■ Given instruction: Leave the pictures out. Return all other data exactly.

■ Task input:
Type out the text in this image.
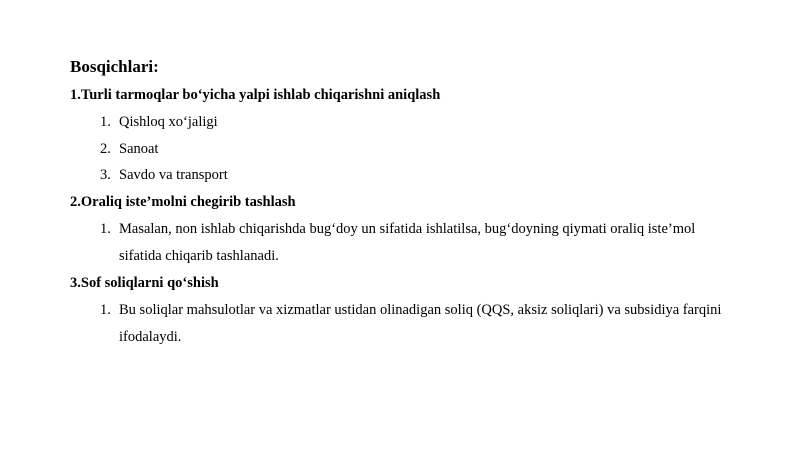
Bosqichlari:
1.Turli tarmoqlar bo‘yicha yalpi ishlab chiqarishni aniqlash
1. Qishloq xo‘jaligi
2. Sanoat
3. Savdo va transport
2.Oraliq iste’molni chegirib tashlash
1. Masalan, non ishlab chiqarishda bug‘doy un sifatida ishlatilsa, bug‘doyning qiymati oraliq iste’mol sifatida chiqarib tashlanadi.
3.Sof soliqlarni qo‘shish
1. Bu soliqlar mahsulotlar va xizmatlar ustidan olinadigan soliq (QQS, aksiz soliqlari) va subsidiya farqini ifodalaydi.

■ Response for this exercise:
Type out the text in this image.
Bosqichlari:
1.Turli tarmoqlar bo‘yicha yalpi ishlab chiqarishni aniqlash
1. Qishloq xo‘jaligi
2. Sanoat
3. Savdo va transport
2.Oraliq iste’molni chegirib tashlash
1. Masalan, non ishlab chiqarishda bug‘doy un sifatida ishlatilsa, bug‘doyning qiymati oraliq iste’mol sifatida chiqarib tashlanadi.
3.Sof soliqlarni qo‘shish
1. Bu soliqlar mahsulotlar va xizmatlar ustidan olinadigan soliq (QQS, aksiz soliqlari) va subsidiya farqini ifodalaydi.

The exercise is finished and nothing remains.